Stored data

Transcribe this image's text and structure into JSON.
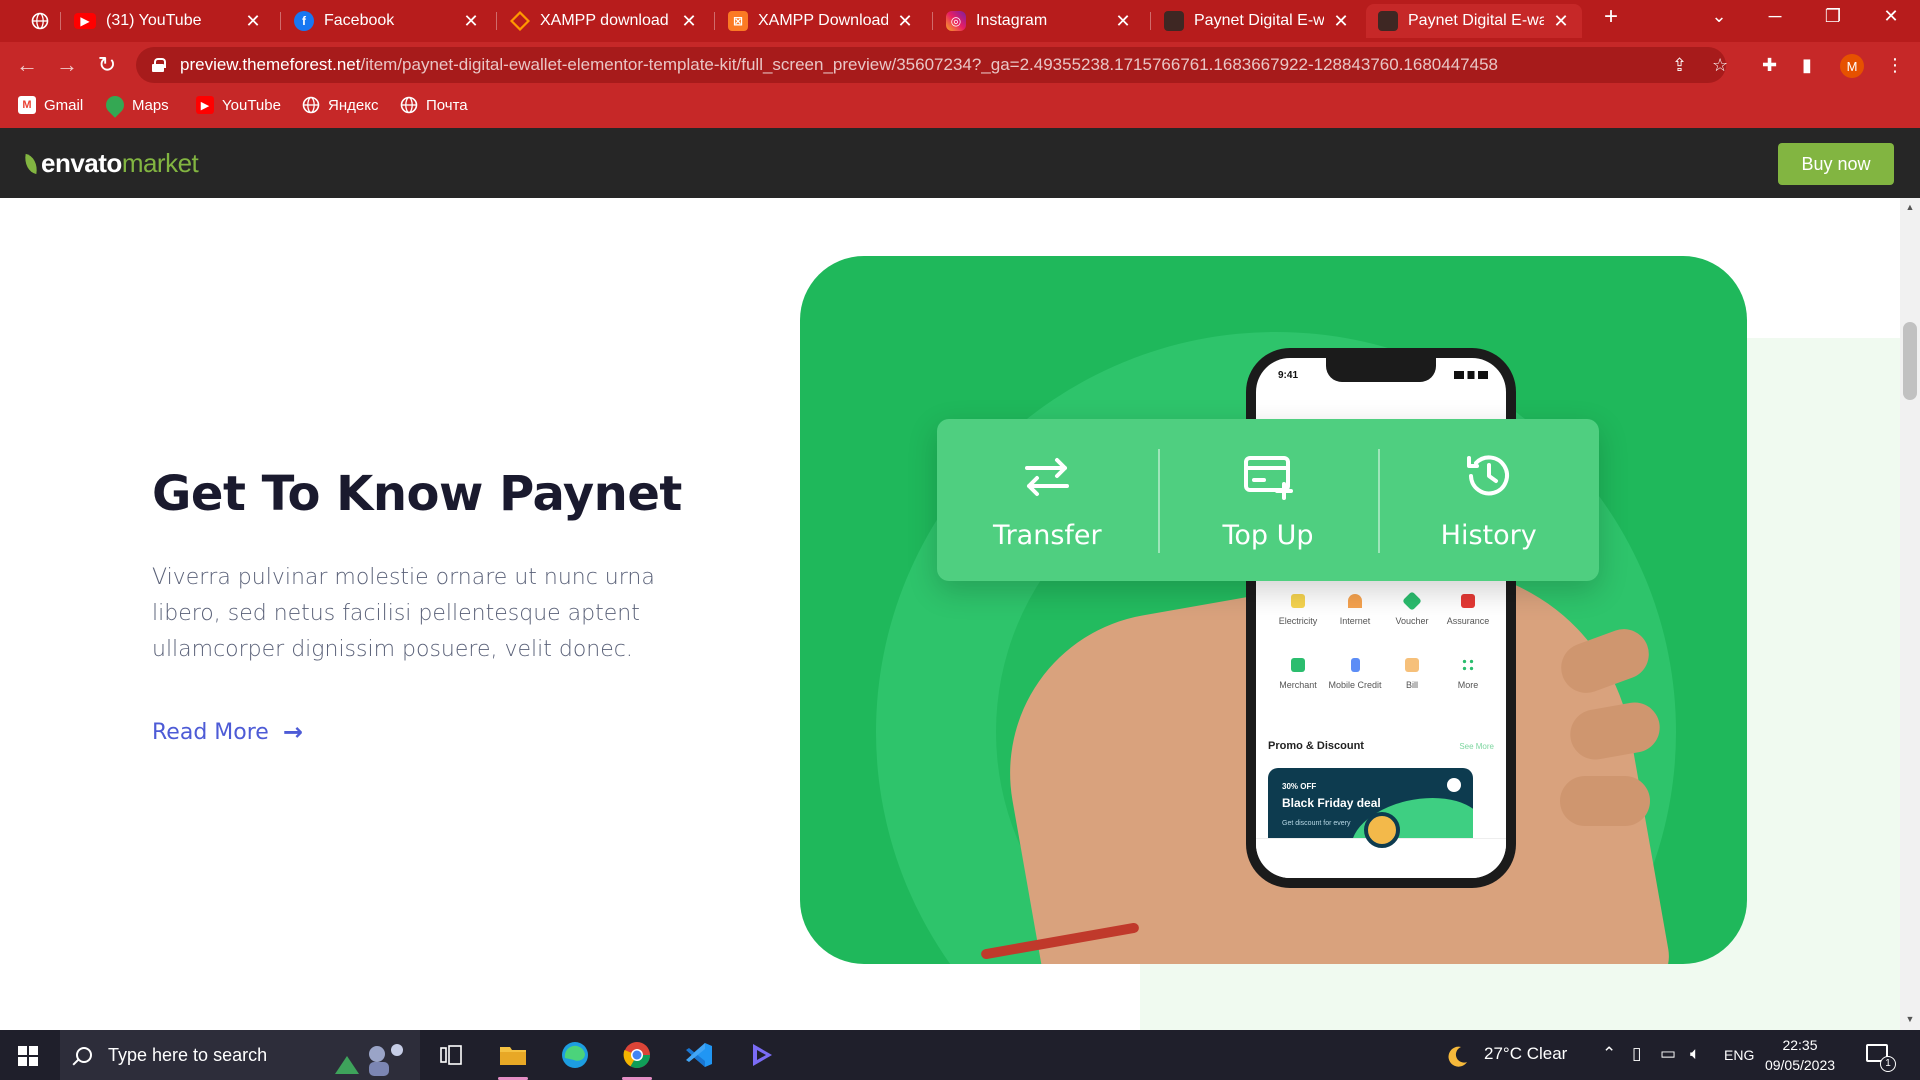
{
  "browser": {
    "tabs": [
      {
        "title": "",
        "icon": "globe-icon"
      },
      {
        "title": "(31) YouTube",
        "icon": "youtube-icon"
      },
      {
        "title": "Facebook",
        "icon": "facebook-icon"
      },
      {
        "title": "XAMPP download | S",
        "icon": "xampp-orange-icon"
      },
      {
        "title": "XAMPP Download Si",
        "icon": "xampp-icon"
      },
      {
        "title": "Instagram",
        "icon": "instagram-icon"
      },
      {
        "title": "Paynet Digital E-wall",
        "icon": "paynet-icon"
      },
      {
        "title": "Paynet Digital E-wall",
        "icon": "paynet-icon"
      }
    ],
    "new_tab": "+",
    "url_host": "preview.themeforest.net",
    "url_path": "/item/paynet-digital-ewallet-elementor-template-kit/full_screen_preview/35607234?_ga=2.49355238.1715766761.1683667922-128843760.1680447458",
    "profile_initial": "M",
    "bookmarks": [
      {
        "label": "Gmail",
        "icon": "gmail-icon"
      },
      {
        "label": "Maps",
        "icon": "maps-icon"
      },
      {
        "label": "YouTube",
        "icon": "youtube-icon"
      },
      {
        "label": "Яндекс",
        "icon": "globe-icon"
      },
      {
        "label": "Почта",
        "icon": "globe-icon"
      }
    ],
    "accent": "#c62828"
  },
  "envato": {
    "logo_envato": "envato",
    "logo_market": "market",
    "buy_now": "Buy now",
    "brand_green": "#82b541"
  },
  "page": {
    "heading": "Get To Know Paynet",
    "paragraph": "Viverra pulvinar molestie ornare ut nunc urna libero, sed netus facilisi pellentesque aptent ullamcorper dignissim posuere, velit donec.",
    "read_more": "Read More",
    "card_green": "#1fb85b",
    "actions": [
      {
        "label": "Transfer",
        "icon": "transfer-arrows-icon"
      },
      {
        "label": "Top Up",
        "icon": "card-plus-icon"
      },
      {
        "label": "History",
        "icon": "history-clock-icon"
      }
    ],
    "phone": {
      "time": "9:41",
      "services": [
        "Electricity",
        "Internet",
        "Voucher",
        "Assurance",
        "Merchant",
        "Mobile Credit",
        "Bill",
        "More"
      ],
      "promo_title": "Promo & Discount",
      "see_more": "See More",
      "promo_off": "30% OFF",
      "promo_deal": "Black Friday deal",
      "promo_desc": "Get discount for every"
    }
  },
  "taskbar": {
    "search_placeholder": "Type here to search",
    "weather": "27°C  Clear",
    "language": "ENG",
    "time": "22:35",
    "date": "09/05/2023",
    "notifications": "1"
  }
}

## Stated goal
Print the listing above in full, exactly as written. Omit any pictures.

## Task response
Transcribe this image's text and structure into JSON.
{
  "browser": {
    "tabs": [
      {
        "title": "",
        "icon": "globe-icon"
      },
      {
        "title": "(31) YouTube",
        "icon": "youtube-icon"
      },
      {
        "title": "Facebook",
        "icon": "facebook-icon"
      },
      {
        "title": "XAMPP download | S",
        "icon": "xampp-orange-icon"
      },
      {
        "title": "XAMPP Download Si",
        "icon": "xampp-icon"
      },
      {
        "title": "Instagram",
        "icon": "instagram-icon"
      },
      {
        "title": "Paynet Digital E-wall",
        "icon": "paynet-icon"
      },
      {
        "title": "Paynet Digital E-wall",
        "icon": "paynet-icon"
      }
    ],
    "new_tab": "+",
    "url_host": "preview.themeforest.net",
    "url_path": "/item/paynet-digital-ewallet-elementor-template-kit/full_screen_preview/35607234?_ga=2.49355238.1715766761.1683667922-128843760.1680447458",
    "profile_initial": "M",
    "bookmarks": [
      {
        "label": "Gmail",
        "icon": "gmail-icon"
      },
      {
        "label": "Maps",
        "icon": "maps-icon"
      },
      {
        "label": "YouTube",
        "icon": "youtube-icon"
      },
      {
        "label": "Яндекс",
        "icon": "globe-icon"
      },
      {
        "label": "Почта",
        "icon": "globe-icon"
      }
    ],
    "accent": "#c62828"
  },
  "envato": {
    "logo_envato": "envato",
    "logo_market": "market",
    "buy_now": "Buy now",
    "brand_green": "#82b541"
  },
  "page": {
    "heading": "Get To Know Paynet",
    "paragraph": "Viverra pulvinar molestie ornare ut nunc urna libero, sed netus facilisi pellentesque aptent ullamcorper dignissim posuere, velit donec.",
    "read_more": "Read More",
    "card_green": "#1fb85b",
    "actions": [
      {
        "label": "Transfer",
        "icon": "transfer-arrows-icon"
      },
      {
        "label": "Top Up",
        "icon": "card-plus-icon"
      },
      {
        "label": "History",
        "icon": "history-clock-icon"
      }
    ],
    "phone": {
      "time": "9:41",
      "services": [
        "Electricity",
        "Internet",
        "Voucher",
        "Assurance",
        "Merchant",
        "Mobile Credit",
        "Bill",
        "More"
      ],
      "promo_title": "Promo & Discount",
      "see_more": "See More",
      "promo_off": "30% OFF",
      "promo_deal": "Black Friday deal",
      "promo_desc": "Get discount for every"
    }
  },
  "taskbar": {
    "search_placeholder": "Type here to search",
    "weather": "27°C  Clear",
    "language": "ENG",
    "time": "22:35",
    "date": "09/05/2023",
    "notifications": "1"
  }
}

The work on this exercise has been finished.